Your job is to retype all of the data word for word, leaving every image out.

##### Data excerpts #####

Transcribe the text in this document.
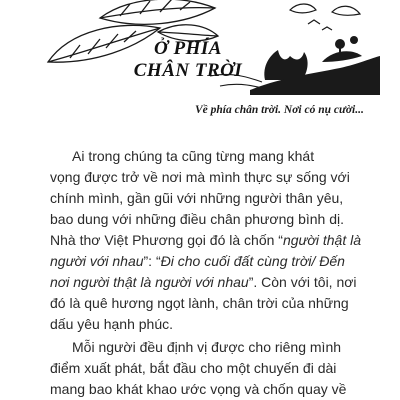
Ở PHÍA
CHÂN TRỜI
Về phía chân trời. Nơi có nụ cười...
Ai trong chúng ta cũng từng mang khát
vọng được trở về nơi mà mình thực sự sống với
chính mình, gần gũi với những người thân yêu,
bao dung với những điều chân phương bình dị.
Nhà thơ Việt Phương gọi đó là chốn “người thật là
người với nhau”: “Đi cho cuối đất cùng trời/ Đến
nơi người thật là người với nhau”. Còn với tôi, nơi
đó là quê hương ngọt lành, chân trời của những
dấu yêu hạnh phúc.
Mỗi người đều định vị được cho riêng mình
điểm xuất phát, bắt đầu cho một chuyến đi dài
mang bao khát khao ước vọng và chốn quay về
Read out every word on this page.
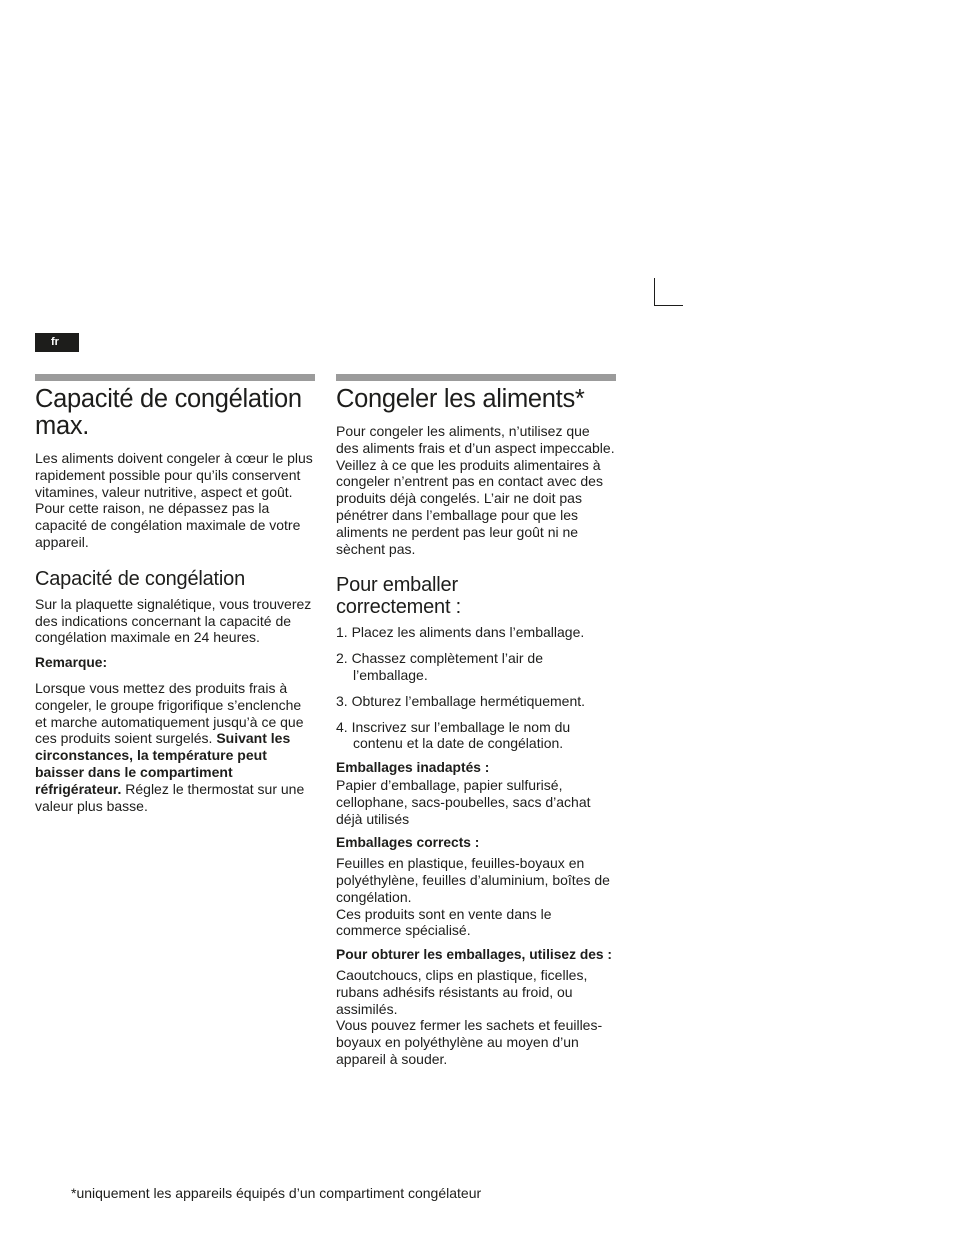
fr
Capacité de congélation max.

Les aliments doivent congeler à cœur le plus rapidement possible pour qu’ils conservent vitamines, valeur nutritive, aspect et goût. Pour cette raison, ne dépassez pas la capacité de congélation maximale de votre appareil.

Capacité de congélation

Sur la plaquette signalétique, vous trouverez des indications concernant la capacité de congélation maximale en 24 heures.

Remarque:

Lorsque vous mettez des produits frais à congeler, le groupe frigorifique s’enclenche et marche automatiquement jusqu’à ce que ces produits soient surgelés. Suivant les circonstances, la température peut baisser dans le compartiment réfrigérateur. Réglez le thermostat sur une valeur plus basse.

Congeler les aliments*

Pour congeler les aliments, n’utilisez que des aliments frais et d’un aspect impeccable. Veillez à ce que les produits alimentaires à congeler n’entrent pas en contact avec des produits déjà congelés. L’air ne doit pas pénétrer dans l’emballage pour que les aliments ne perdent pas leur goût ni ne sèchent pas.

Pour emballer correctement :
1. Placez les aliments dans l’emballage.
2. Chassez complètement l’air de l’emballage.
3. Obturez l’emballage hermétiquement.
4. Inscrivez sur l’emballage le nom du contenu et la date de congélation.

Emballages inadaptés :

Papier d’emballage, papier sulfurisé, cellophane, sacs-poubelles, sacs d’achat déjà utilisés

Emballages corrects :

Feuilles en plastique, feuilles-boyaux en polyéthylène, feuilles d’aluminium, boîtes de congélation.

Ces produits sont en vente dans le commerce spécialisé.

Pour obturer les emballages, utilisez des :

Caoutchoucs, clips en plastique, ficelles, rubans adhésifs résistants au froid, ou assimilés.

Vous pouvez fermer les sachets et feuilles-boyaux en polyéthylène au moyen d’un appareil à souder.

*uniquement les appareils équipés d’un compartiment congélateur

#####

Right answer:
Transcribe the text in this document.
Ở PHÍA
CHÂN TRỜI
Về phía chân trời. Nơi có nụ cười...
Ai trong chúng ta cũng từng mang khát
vọng được trở về nơi mà mình thực sự sống với
chính mình, gần gũi với những người thân yêu,
bao dung với những điều chân phương bình dị.
Nhà thơ Việt Phương gọi đó là chốn “người thật là
người với nhau”: “Đi cho cuối đất cùng trời/ Đến
nơi người thật là người với nhau”. Còn với tôi, nơi
đó là quê hương ngọt lành, chân trời của những
dấu yêu hạnh phúc.
Mỗi người đều định vị được cho riêng mình
điểm xuất phát, bắt đầu cho một chuyến đi dài
mang bao khát khao ước vọng và chốn quay về
Read out every word on this page.
fr
Capacité de congélation max.

Les aliments doivent congeler à cœur le plus rapidement possible pour qu’ils conservent vitamines, valeur nutritive, aspect et goût. Pour cette raison, ne dépassez pas la capacité de congélation maximale de votre appareil.

Capacité de congélation

Sur la plaquette signalétique, vous trouverez des indications concernant la capacité de congélation maximale en 24 heures.

Remarque:

Lorsque vous mettez des produits frais à congeler, le groupe frigorifique s’enclenche et marche automatiquement jusqu’à ce que ces produits soient surgelés. Suivant les circonstances, la température peut baisser dans le compartiment réfrigérateur. Réglez le thermostat sur une valeur plus basse.

Congeler les aliments*

Pour congeler les aliments, n’utilisez que des aliments frais et d’un aspect impeccable. Veillez à ce que les produits alimentaires à congeler n’entrent pas en contact avec des produits déjà congelés. L’air ne doit pas pénétrer dans l’emballage pour que les aliments ne perdent pas leur goût ni ne sèchent pas.

Pour emballer correctement :
1. Placez les aliments dans l’emballage.
2. Chassez complètement l’air de l’emballage.
3. Obturez l’emballage hermétiquement.
4. Inscrivez sur l’emballage le nom du contenu et la date de congélation.

Emballages inadaptés :

Papier d’emballage, papier sulfurisé, cellophane, sacs-poubelles, sacs d’achat déjà utilisés

Emballages corrects :

Feuilles en plastique, feuilles-boyaux en polyéthylène, feuilles d’aluminium, boîtes de congélation.

Ces produits sont en vente dans le commerce spécialisé.

Pour obturer les emballages, utilisez des :

Caoutchoucs, clips en plastique, ficelles, rubans adhésifs résistants au froid, ou assimilés.

Vous pouvez fermer les sachets et feuilles-boyaux en polyéthylène au moyen d’un appareil à souder.

*uniquement les appareils équipés d’un compartiment congélateur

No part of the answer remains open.